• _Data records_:
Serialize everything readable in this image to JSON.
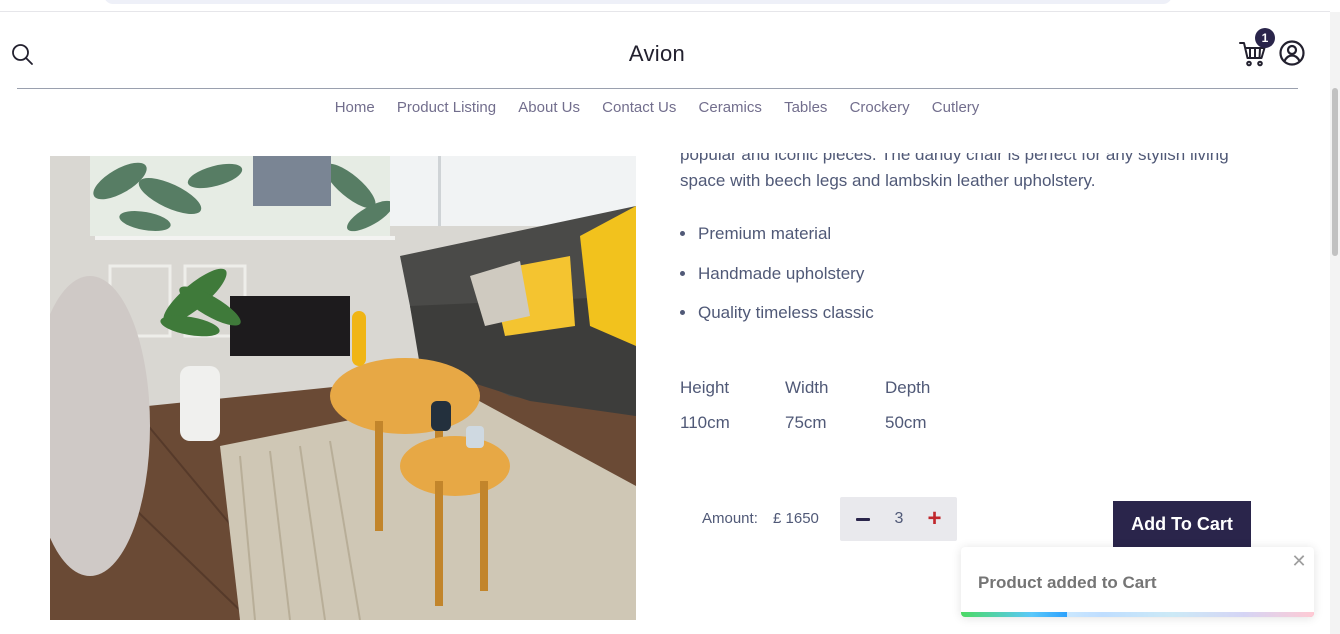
{
  "header": {
    "brand": "Avion",
    "cart_count": "1"
  },
  "nav": {
    "items": [
      {
        "label": "Home"
      },
      {
        "label": "Product Listing"
      },
      {
        "label": "About Us"
      },
      {
        "label": "Contact Us"
      },
      {
        "label": "Ceramics"
      },
      {
        "label": "Tables"
      },
      {
        "label": "Crockery"
      },
      {
        "label": "Cutlery"
      }
    ]
  },
  "product": {
    "description_line1": "popular and iconic pieces. The dandy chair is perfect for any stylish living",
    "description_line2": "space with beech legs and lambskin leather upholstery.",
    "features": [
      "Premium material",
      "Handmade upholstery",
      "Quality timeless classic"
    ],
    "dimensions": {
      "height_label": "Height",
      "height_value": "110cm",
      "width_label": "Width",
      "width_value": "75cm",
      "depth_label": "Depth",
      "depth_value": "50cm"
    },
    "amount_label": "Amount:",
    "amount_value": "£ 1650",
    "quantity": "3",
    "add_to_cart_label": "Add To Cart"
  },
  "toast": {
    "message": "Product added to Cart",
    "close_glyph": "✕",
    "progress": 0.3
  },
  "icons": {
    "search": "search-icon",
    "cart": "cart-icon",
    "user": "user-icon",
    "minus": "minus-icon",
    "plus": "plus-icon"
  },
  "colors": {
    "brand_dark": "#2a254b",
    "text_muted": "#505977",
    "nav_text": "#726e8d",
    "plus_red": "#c0272d"
  }
}
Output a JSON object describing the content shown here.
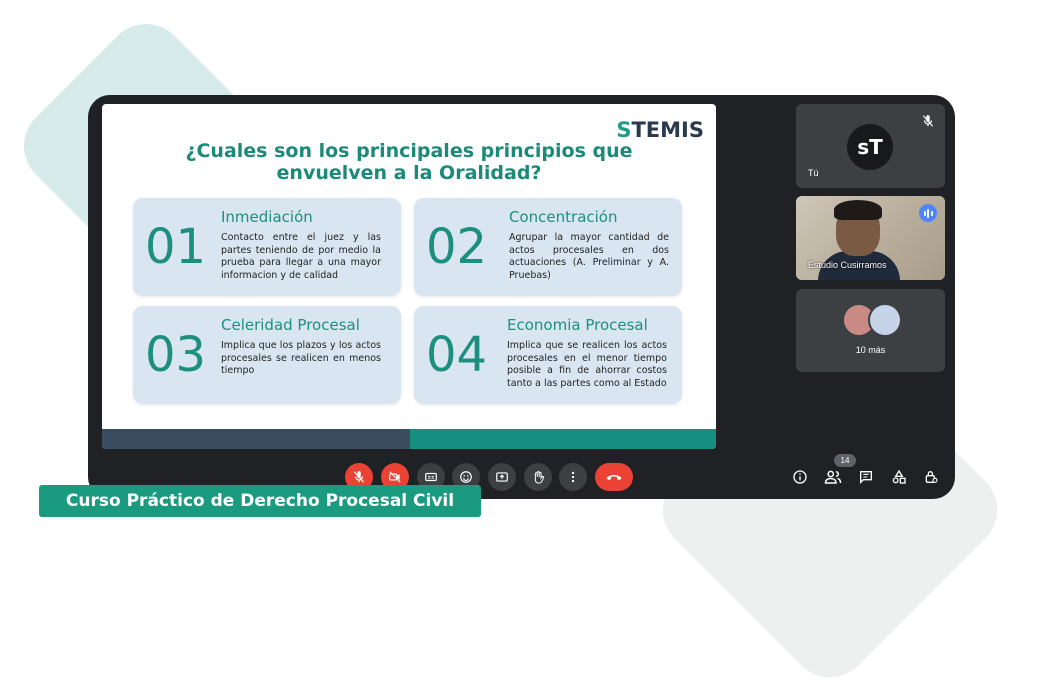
{
  "slide": {
    "logo_left": "S",
    "logo_right": "TEMIS",
    "title_line1": "¿Cuales son los principales principios que",
    "title_line2": "envuelven a la Oralidad?",
    "cards": [
      {
        "num": "01",
        "name": "Inmediación",
        "desc": "Contacto entre el juez y las partes teniendo de por medio la prueba para llegar a una mayor informacion y de calidad"
      },
      {
        "num": "02",
        "name": "Concentración",
        "desc": "Agrupar la mayor cantidad de actos procesales en dos actuaciones (A. Preliminar y A. Pruebas)"
      },
      {
        "num": "03",
        "name": "Celeridad Procesal",
        "desc": "Implica que los plazos y los actos procesales se realicen en menos tiempo"
      },
      {
        "num": "04",
        "name": "Economia Procesal",
        "desc": "Implica que se realicen los actos procesales en el menor tiempo posible a fin de ahorrar costos tanto a las partes como al Estado"
      }
    ]
  },
  "participants": {
    "self_avatar": "sT",
    "self_label": "Tú",
    "speaker_label": "Estudio Cusirramos",
    "others_label": "10 más"
  },
  "controls": {
    "participant_count": "14",
    "icons": [
      "mic-off-icon",
      "camera-off-icon",
      "captions-icon",
      "emoji-icon",
      "present-icon",
      "raise-hand-icon",
      "more-icon",
      "end-call-icon"
    ],
    "right_icons": [
      "info-icon",
      "people-icon",
      "chat-icon",
      "activities-icon",
      "host-controls-icon"
    ]
  },
  "banner": {
    "text": "Curso Práctico de Derecho Procesal Civil"
  },
  "colors": {
    "accent": "#1a9a7f",
    "slide_teal": "#1c8f7f",
    "card_bg": "#d9e6f1",
    "window_bg": "#202124",
    "danger": "#ea4335"
  }
}
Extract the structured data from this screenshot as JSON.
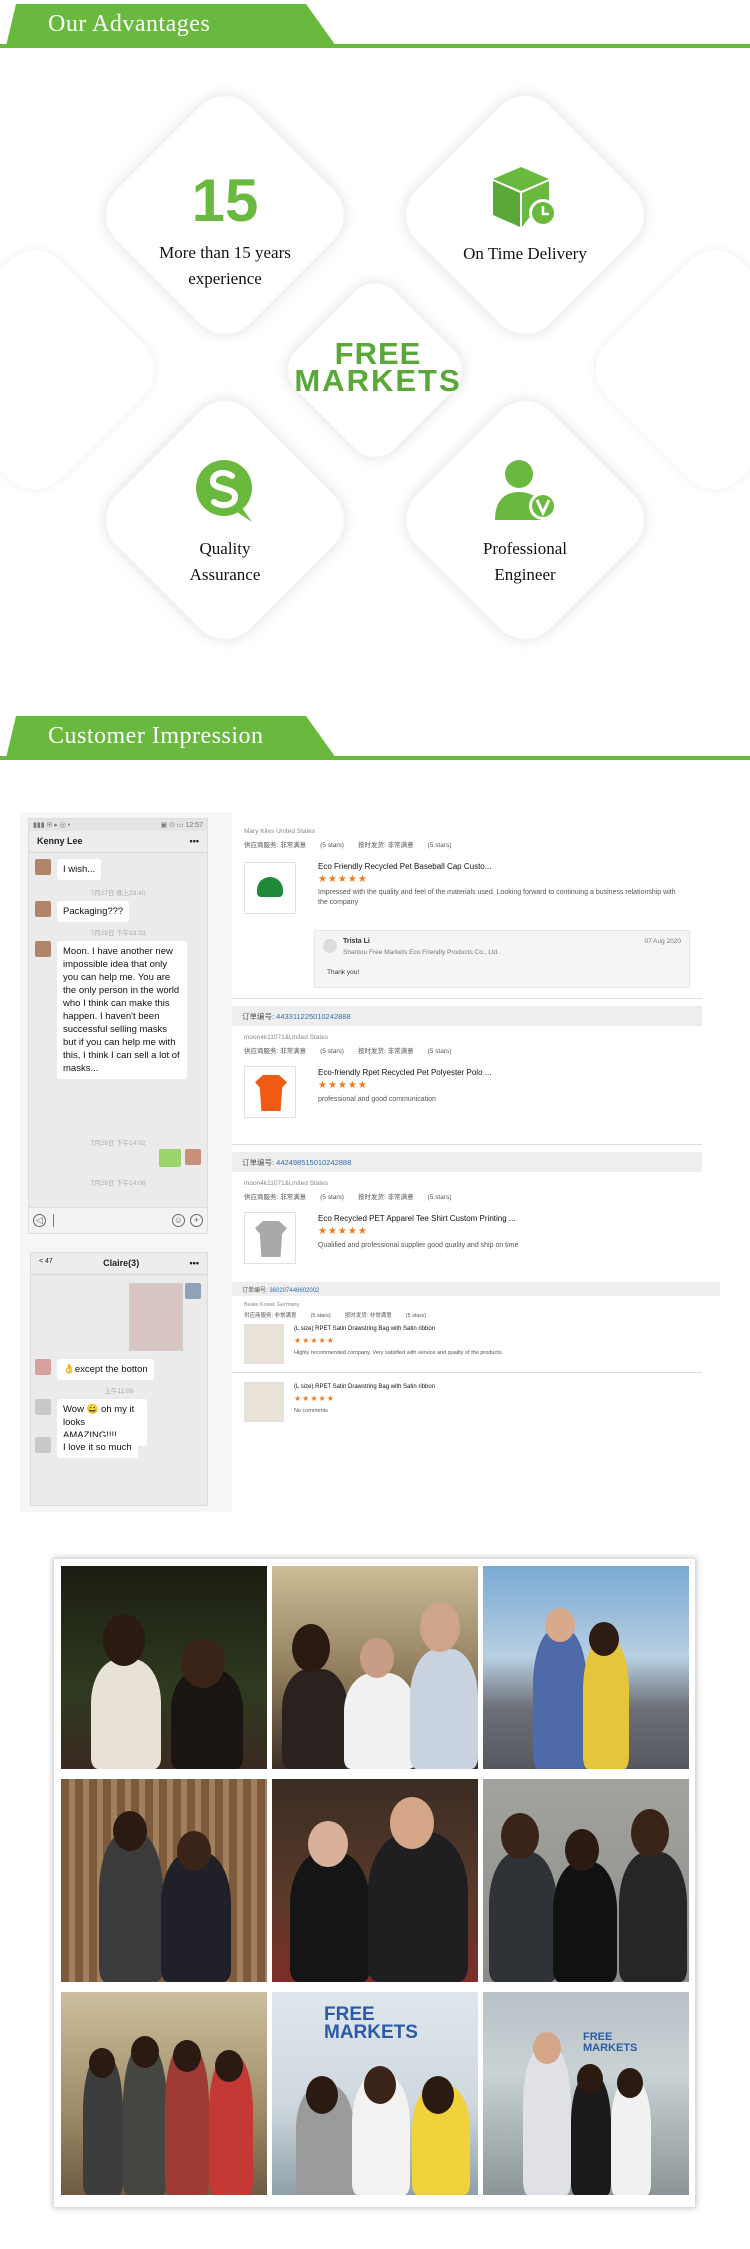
{
  "sections": {
    "advantages_title": "Our Advantages",
    "impression_title": "Customer Impression"
  },
  "colors": {
    "brand_green": "#6ab93f",
    "link_blue": "#2f6fb3",
    "star_orange": "#f07b1e"
  },
  "advantages": {
    "experience": {
      "number": "15",
      "line1": "More than 15 years",
      "line2": "experience"
    },
    "delivery": {
      "label": "On Time Delivery",
      "icon": "package-clock-icon"
    },
    "quality": {
      "line1": "Quality",
      "line2": "Assurance",
      "icon": "quality-s-icon"
    },
    "engineer": {
      "line1": "Professional",
      "line2": "Engineer",
      "icon": "engineer-person-icon"
    },
    "logo": {
      "line1": "FREE",
      "line2": "MARKETS"
    }
  },
  "chat1": {
    "contact": "Kenny Lee",
    "more": "•••",
    "status_left": "▮▮▮ ✉ ▸ ◎ •",
    "status_right": "▣ ⊙ ▭ 12:57",
    "messages": [
      {
        "text": "I wish..."
      },
      {
        "time": "7月27日 晚上23:40"
      },
      {
        "text": "Packaging???"
      },
      {
        "time": "7月29日 下午13:33"
      },
      {
        "text": "Moon.  I have another new impossible idea that only you can help me.  You are the only person in the world who I think can make this happen.  I haven't been successful selling masks but if you can help me with this, I think I can sell a lot of masks..."
      },
      {
        "time": "7月29日 下午14:02"
      },
      {
        "time": "7月29日 下午14:06"
      }
    ]
  },
  "chat2": {
    "back": "< 47",
    "contact": "Claire(3)",
    "more": "•••",
    "messages": [
      {
        "text": "👌except the botton"
      },
      {
        "time": "上午11:08"
      },
      {
        "text": "Wow 😀 oh my it looks AMAZING!!!!"
      },
      {
        "text": "I love it so much"
      }
    ]
  },
  "orders": {
    "buyer1": "Mary Kiles United States",
    "ratings_label_a": "供应商服务: 非常满意",
    "ratings_label_b": "(5 stars)",
    "ratings_label_c": "按时发货: 非常满意",
    "ratings_label_d": "(5 stars)",
    "items": [
      {
        "title": "Eco Friendly Recycled Pet Baseball Cap Custo...",
        "stars": "★★★★★",
        "comment": "Impressed with the quality and feel of the materials used. Looking forward to continuing a business relationship with the company"
      },
      {
        "title": "Eco-friendly Rpet Recycled Pet Polyester Polo ...",
        "stars": "★★★★★",
        "comment": "professional and good communication"
      },
      {
        "title": "Eco Recycled PET Apparel Tee Shirt Custom Printing ...",
        "stars": "★★★★★",
        "comment": "Qualified and professional supplier good quality and ship on time"
      },
      {
        "title": "(L size) RPET Satin Drawstring Bag with Satin ribbon",
        "stars": "★★★★★",
        "comment": "Highly recommended company. Very satisfied with service and quality of the products."
      },
      {
        "title": "(L size) RPET Satin Drawstring Bag with Satin ribbon",
        "stars": "★★★★★",
        "comment": "No comments"
      }
    ],
    "reply": {
      "name": "Trista Li",
      "company": "Shantou Free Markets Eco Friendly Products Co., Ltd.",
      "date": "07 Aug 2020",
      "text": "Thank you!"
    },
    "order_label": "订单编号: ",
    "order_no_1": "443311225010242888",
    "order_no_2": "442498515010242888",
    "order_no_3": "360207446602002",
    "buyer2": "moon4k11071&United States",
    "buyer3": "moon4k11071&United States",
    "buyer4": "Beate Kosek Germany"
  },
  "photos": [
    {
      "desc": "photo-1"
    },
    {
      "desc": "photo-2"
    },
    {
      "desc": "photo-3"
    },
    {
      "desc": "photo-4"
    },
    {
      "desc": "photo-5"
    },
    {
      "desc": "photo-6"
    },
    {
      "desc": "photo-7"
    },
    {
      "desc": "photo-8"
    },
    {
      "desc": "photo-9"
    }
  ],
  "photo_text": {
    "logo_line1": "FREE",
    "logo_line2": "MARKETS"
  }
}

• _GIVEN PROBLEM_:
Find every line in the records above that holds the word "name", and copy each one.

• _FINAL ANSWER_:
        "name": "Inmediación",
        "name": "Concentración",
        "name": "Celeridad Procesal",
        "name": "Economia Procesal",
      "name": "Trista Li",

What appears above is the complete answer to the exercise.